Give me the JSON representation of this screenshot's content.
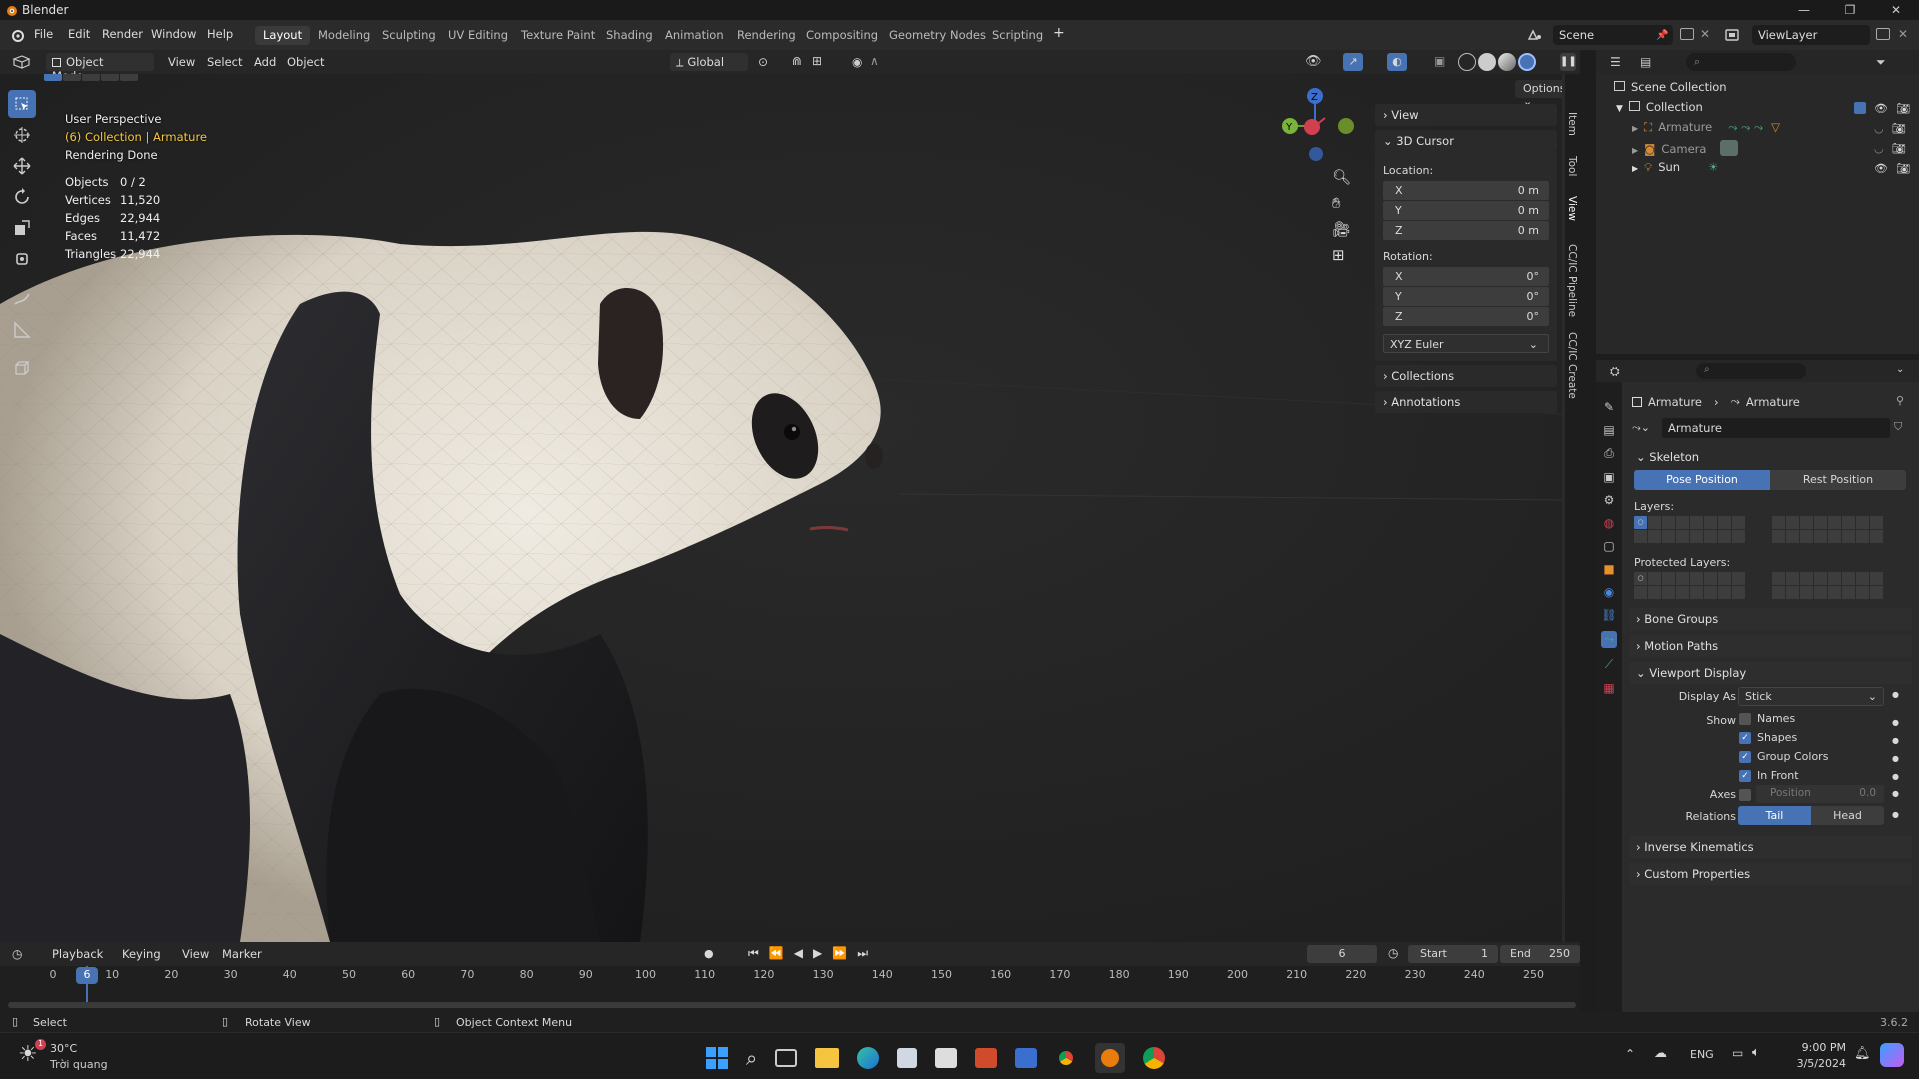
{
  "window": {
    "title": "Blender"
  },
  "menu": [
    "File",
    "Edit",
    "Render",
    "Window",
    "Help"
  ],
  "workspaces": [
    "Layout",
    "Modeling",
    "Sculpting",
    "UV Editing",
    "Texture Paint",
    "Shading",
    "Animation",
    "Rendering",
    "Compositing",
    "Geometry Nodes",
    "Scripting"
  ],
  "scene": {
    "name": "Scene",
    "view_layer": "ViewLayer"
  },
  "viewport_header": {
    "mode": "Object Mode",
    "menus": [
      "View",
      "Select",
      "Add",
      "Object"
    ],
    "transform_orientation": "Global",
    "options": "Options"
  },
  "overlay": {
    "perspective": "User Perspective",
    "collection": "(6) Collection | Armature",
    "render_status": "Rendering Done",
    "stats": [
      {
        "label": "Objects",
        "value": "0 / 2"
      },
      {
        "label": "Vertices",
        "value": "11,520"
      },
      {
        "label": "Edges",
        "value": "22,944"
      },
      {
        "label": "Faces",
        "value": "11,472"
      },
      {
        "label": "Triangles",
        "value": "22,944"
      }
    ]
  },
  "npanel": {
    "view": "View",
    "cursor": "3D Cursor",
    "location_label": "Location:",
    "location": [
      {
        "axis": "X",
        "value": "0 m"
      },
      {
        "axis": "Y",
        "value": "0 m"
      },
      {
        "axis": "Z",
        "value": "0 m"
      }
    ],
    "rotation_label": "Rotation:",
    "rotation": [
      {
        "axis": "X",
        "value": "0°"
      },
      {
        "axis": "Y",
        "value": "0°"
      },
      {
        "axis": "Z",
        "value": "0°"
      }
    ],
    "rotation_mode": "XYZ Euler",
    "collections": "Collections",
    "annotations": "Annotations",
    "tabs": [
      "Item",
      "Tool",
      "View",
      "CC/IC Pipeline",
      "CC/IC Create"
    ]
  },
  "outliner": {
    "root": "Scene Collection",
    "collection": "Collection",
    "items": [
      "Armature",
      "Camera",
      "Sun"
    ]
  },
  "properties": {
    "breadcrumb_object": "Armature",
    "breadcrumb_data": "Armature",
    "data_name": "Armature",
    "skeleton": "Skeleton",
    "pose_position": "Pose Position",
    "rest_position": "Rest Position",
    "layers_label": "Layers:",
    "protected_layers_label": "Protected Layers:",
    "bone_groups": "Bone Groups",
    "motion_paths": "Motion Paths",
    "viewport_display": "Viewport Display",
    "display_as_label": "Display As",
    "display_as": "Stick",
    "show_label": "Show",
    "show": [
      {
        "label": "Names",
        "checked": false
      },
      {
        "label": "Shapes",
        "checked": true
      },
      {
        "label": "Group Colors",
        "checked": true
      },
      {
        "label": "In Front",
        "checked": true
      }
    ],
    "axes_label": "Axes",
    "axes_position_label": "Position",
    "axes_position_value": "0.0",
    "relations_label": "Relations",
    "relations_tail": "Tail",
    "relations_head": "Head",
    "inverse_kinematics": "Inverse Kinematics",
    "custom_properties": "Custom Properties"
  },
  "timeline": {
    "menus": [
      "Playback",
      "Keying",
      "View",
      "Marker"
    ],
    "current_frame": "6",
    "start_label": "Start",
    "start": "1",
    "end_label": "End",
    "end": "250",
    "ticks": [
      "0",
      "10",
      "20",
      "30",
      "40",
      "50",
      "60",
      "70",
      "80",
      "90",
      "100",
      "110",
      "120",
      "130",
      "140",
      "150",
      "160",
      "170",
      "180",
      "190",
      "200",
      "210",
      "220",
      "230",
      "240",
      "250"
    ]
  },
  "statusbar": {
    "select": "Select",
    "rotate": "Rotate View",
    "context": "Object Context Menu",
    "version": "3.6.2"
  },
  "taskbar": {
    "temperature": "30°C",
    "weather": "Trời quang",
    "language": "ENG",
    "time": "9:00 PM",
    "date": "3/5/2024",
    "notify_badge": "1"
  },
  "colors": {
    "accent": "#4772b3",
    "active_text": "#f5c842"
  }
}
::::
- **Exercise goal**
Scan the listing above for the word "Rendering" and show each line where it is found.

- **Right answer**
    "Rendering",
    "render_status": "Rendering Done",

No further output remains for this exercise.